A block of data
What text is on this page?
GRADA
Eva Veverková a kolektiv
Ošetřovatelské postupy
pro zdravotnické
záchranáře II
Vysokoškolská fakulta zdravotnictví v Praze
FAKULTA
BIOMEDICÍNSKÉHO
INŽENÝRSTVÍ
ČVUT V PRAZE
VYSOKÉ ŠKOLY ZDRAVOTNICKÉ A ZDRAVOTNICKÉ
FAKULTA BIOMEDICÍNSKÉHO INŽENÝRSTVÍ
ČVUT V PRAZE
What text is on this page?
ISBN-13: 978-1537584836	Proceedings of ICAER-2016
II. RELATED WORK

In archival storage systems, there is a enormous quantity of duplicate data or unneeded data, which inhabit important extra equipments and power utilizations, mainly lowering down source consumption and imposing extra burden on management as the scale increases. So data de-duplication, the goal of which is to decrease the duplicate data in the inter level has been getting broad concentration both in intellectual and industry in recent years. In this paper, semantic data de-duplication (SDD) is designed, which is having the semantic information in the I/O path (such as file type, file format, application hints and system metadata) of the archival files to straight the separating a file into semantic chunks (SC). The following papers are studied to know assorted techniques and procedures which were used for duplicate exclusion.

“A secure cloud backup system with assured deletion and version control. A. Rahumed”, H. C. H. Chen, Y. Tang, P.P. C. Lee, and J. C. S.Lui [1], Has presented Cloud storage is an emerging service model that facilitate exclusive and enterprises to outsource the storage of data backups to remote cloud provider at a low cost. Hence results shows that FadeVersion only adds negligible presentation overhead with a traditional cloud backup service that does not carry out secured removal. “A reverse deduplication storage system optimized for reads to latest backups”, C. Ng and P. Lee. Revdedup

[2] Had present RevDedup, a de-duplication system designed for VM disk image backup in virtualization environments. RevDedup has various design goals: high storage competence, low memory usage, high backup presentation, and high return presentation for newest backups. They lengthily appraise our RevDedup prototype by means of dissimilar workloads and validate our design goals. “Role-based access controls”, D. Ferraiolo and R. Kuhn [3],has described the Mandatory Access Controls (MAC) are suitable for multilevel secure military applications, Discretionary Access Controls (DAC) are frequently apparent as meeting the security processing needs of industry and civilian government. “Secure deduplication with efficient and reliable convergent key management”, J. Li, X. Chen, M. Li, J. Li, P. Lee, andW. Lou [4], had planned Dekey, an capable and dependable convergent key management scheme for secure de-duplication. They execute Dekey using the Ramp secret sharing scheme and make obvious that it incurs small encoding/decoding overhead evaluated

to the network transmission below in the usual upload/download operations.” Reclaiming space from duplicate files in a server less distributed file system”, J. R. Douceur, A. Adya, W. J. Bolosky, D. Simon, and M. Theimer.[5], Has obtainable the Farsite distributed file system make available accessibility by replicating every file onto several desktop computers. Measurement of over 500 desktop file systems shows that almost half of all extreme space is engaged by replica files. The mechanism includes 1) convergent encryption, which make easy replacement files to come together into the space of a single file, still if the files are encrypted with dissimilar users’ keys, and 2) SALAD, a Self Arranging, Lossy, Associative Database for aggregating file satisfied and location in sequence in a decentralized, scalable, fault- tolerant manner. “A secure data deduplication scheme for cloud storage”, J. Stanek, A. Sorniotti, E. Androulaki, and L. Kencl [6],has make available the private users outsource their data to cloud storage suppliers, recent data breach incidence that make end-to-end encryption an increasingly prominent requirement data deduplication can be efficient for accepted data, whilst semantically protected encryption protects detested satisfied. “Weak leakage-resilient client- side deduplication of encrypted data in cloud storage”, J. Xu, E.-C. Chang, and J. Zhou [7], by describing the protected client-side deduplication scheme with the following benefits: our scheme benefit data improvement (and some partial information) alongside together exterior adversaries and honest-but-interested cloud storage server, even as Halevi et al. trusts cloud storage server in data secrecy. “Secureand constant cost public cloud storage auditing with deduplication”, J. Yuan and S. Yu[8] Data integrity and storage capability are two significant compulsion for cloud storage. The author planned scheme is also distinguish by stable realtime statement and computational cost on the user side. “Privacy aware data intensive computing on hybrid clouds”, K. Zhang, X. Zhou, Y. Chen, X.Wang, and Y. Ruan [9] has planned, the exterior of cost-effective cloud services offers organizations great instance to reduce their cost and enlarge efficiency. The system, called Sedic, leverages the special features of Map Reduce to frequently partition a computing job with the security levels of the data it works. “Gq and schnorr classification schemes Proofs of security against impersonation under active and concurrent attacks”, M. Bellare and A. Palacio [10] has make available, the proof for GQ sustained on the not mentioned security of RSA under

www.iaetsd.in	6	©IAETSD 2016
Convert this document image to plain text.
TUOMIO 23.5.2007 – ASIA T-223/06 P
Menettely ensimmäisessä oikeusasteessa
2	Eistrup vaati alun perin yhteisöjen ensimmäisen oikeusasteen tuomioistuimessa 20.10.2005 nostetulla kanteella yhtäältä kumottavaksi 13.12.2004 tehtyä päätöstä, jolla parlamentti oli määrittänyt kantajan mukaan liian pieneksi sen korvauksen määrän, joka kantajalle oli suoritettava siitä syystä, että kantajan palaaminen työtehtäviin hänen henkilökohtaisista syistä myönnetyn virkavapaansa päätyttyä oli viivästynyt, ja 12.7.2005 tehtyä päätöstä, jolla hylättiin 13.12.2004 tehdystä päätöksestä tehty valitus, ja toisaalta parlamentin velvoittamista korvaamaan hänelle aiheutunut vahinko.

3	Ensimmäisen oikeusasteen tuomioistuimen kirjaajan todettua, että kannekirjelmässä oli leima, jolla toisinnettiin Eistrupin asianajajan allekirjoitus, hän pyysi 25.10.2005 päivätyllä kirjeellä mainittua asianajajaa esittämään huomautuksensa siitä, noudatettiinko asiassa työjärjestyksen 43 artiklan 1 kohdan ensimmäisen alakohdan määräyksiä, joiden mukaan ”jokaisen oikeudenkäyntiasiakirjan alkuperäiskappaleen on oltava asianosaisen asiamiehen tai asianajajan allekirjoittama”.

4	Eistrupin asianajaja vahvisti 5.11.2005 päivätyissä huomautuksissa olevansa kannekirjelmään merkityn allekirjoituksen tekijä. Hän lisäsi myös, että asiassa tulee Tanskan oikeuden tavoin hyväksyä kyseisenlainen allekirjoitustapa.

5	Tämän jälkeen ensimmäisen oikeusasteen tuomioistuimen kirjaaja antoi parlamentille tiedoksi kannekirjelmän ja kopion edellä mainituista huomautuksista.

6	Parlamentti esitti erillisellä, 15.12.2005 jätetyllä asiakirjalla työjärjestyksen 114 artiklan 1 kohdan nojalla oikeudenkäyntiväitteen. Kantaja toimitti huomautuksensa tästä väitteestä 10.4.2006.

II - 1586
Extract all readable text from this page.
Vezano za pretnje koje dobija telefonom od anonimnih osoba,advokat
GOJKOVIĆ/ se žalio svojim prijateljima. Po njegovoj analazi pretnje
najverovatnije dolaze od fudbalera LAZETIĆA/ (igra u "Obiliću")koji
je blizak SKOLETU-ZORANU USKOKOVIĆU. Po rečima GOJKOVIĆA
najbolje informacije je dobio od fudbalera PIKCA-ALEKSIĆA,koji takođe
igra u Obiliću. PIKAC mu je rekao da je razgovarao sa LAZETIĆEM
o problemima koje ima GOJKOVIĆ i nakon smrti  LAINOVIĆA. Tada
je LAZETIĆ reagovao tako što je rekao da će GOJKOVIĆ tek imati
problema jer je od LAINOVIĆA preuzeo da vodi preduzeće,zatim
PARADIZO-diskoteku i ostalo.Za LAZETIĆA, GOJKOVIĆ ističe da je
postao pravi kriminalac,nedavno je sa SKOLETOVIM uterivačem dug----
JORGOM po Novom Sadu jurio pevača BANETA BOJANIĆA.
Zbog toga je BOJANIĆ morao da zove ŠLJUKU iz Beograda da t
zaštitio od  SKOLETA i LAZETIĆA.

Directions: From the listing, copy each line containing the word "fudbalera".

Task answer:
najverovatnije dolaze od fudbalera LAZETIĆA/ (igra u "Obiliću")koji
najbolje informacije je dobio od fudbalera PIKCA-ALEKSIĆA,koji takođe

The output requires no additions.